Problem description: Reproduce every line of the records below without changing a single character.

Information supplied:
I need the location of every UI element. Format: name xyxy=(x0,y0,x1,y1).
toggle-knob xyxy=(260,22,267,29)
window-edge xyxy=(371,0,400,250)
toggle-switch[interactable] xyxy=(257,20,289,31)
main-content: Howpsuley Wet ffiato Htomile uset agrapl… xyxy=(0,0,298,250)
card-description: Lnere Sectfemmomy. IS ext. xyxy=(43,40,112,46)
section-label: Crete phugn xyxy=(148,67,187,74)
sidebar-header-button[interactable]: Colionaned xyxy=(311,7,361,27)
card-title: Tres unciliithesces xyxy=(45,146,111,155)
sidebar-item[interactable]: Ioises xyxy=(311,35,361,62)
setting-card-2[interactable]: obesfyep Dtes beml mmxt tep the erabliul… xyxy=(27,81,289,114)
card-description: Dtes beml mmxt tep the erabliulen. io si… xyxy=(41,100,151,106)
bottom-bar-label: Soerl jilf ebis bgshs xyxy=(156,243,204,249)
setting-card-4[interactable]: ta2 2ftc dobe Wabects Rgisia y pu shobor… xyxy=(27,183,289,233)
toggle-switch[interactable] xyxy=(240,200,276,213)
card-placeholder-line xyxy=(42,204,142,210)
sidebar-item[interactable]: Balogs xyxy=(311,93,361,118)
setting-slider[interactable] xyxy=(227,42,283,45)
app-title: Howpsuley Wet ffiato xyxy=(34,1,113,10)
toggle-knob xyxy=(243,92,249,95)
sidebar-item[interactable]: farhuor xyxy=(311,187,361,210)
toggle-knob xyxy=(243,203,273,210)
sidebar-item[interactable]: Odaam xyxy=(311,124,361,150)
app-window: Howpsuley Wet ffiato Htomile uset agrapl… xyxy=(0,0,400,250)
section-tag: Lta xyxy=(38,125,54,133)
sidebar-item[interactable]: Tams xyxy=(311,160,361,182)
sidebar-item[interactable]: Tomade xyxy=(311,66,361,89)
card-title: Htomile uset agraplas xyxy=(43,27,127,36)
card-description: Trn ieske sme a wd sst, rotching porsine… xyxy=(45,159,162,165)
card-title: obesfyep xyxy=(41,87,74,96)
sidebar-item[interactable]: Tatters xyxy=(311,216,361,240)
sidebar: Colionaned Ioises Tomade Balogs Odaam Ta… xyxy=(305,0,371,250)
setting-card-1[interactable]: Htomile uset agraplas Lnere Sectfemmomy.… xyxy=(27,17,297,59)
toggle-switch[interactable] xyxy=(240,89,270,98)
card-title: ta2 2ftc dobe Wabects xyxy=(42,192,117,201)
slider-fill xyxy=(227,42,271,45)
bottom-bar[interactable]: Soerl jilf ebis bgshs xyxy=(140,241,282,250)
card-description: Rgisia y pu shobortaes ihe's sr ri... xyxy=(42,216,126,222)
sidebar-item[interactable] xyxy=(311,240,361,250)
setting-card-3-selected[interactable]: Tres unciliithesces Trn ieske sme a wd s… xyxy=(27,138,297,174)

Output:
I need the location of every UI element. Format: name xyxy=(x0,y0,x1,y1).
toggle-knob xyxy=(260,22,267,29)
window-edge xyxy=(371,0,400,250)
toggle-switch[interactable] xyxy=(257,20,289,31)
main-content: Howpsuley Wet ffiato Htomile uset agrapl… xyxy=(0,0,298,250)
card-description: Lnere Sectfemmomy. IS ext. xyxy=(43,40,112,46)
section-label: Crete phugn xyxy=(148,67,187,74)
sidebar-header-button[interactable]: Colionaned xyxy=(311,7,361,27)
card-title: Tres unciliithesces xyxy=(45,146,111,155)
sidebar-item[interactable]: Ioises xyxy=(311,35,361,62)
setting-card-2[interactable]: obesfyep Dtes beml mmxt tep the erabliul… xyxy=(27,81,289,114)
card-description: Dtes beml mmxt tep the erabliulen. io si… xyxy=(41,100,151,106)
bottom-bar-label: Soerl jilf ebis bgshs xyxy=(156,243,204,249)
setting-card-4[interactable]: ta2 2ftc dobe Wabects Rgisia y pu shobor… xyxy=(27,183,289,233)
toggle-switch[interactable] xyxy=(240,200,276,213)
card-placeholder-line xyxy=(42,204,142,210)
sidebar-item[interactable]: Balogs xyxy=(311,93,361,118)
setting-slider[interactable] xyxy=(227,42,283,45)
app-title: Howpsuley Wet ffiato xyxy=(34,1,113,10)
toggle-knob xyxy=(243,92,249,95)
sidebar-item[interactable]: farhuor xyxy=(311,187,361,210)
toggle-knob xyxy=(243,203,273,210)
sidebar-item[interactable]: Odaam xyxy=(311,124,361,150)
app-window: Howpsuley Wet ffiato Htomile uset agrapl… xyxy=(0,0,400,250)
section-tag: Lta xyxy=(38,125,54,133)
sidebar-item[interactable]: Tams xyxy=(311,160,361,182)
sidebar-item[interactable]: Tomade xyxy=(311,66,361,89)
card-title: Htomile uset agraplas xyxy=(43,27,127,36)
card-description: Trn ieske sme a wd sst, rotching porsine… xyxy=(45,159,162,165)
card-title: obesfyep xyxy=(41,87,74,96)
sidebar-item[interactable]: Tatters xyxy=(311,216,361,240)
sidebar: Colionaned Ioises Tomade Balogs Odaam Ta… xyxy=(305,0,371,250)
setting-card-1[interactable]: Htomile uset agraplas Lnere Sectfemmomy.… xyxy=(27,17,297,59)
toggle-switch[interactable] xyxy=(240,89,270,98)
card-title: ta2 2ftc dobe Wabects xyxy=(42,192,117,201)
slider-fill xyxy=(227,42,271,45)
bottom-bar[interactable]: Soerl jilf ebis bgshs xyxy=(140,241,282,250)
card-description: Rgisia y pu shobortaes ihe's sr ri... xyxy=(42,216,126,222)
sidebar-item[interactable] xyxy=(311,240,361,250)
setting-card-3-selected[interactable]: Tres unciliithesces Trn ieske sme a wd s… xyxy=(27,138,297,174)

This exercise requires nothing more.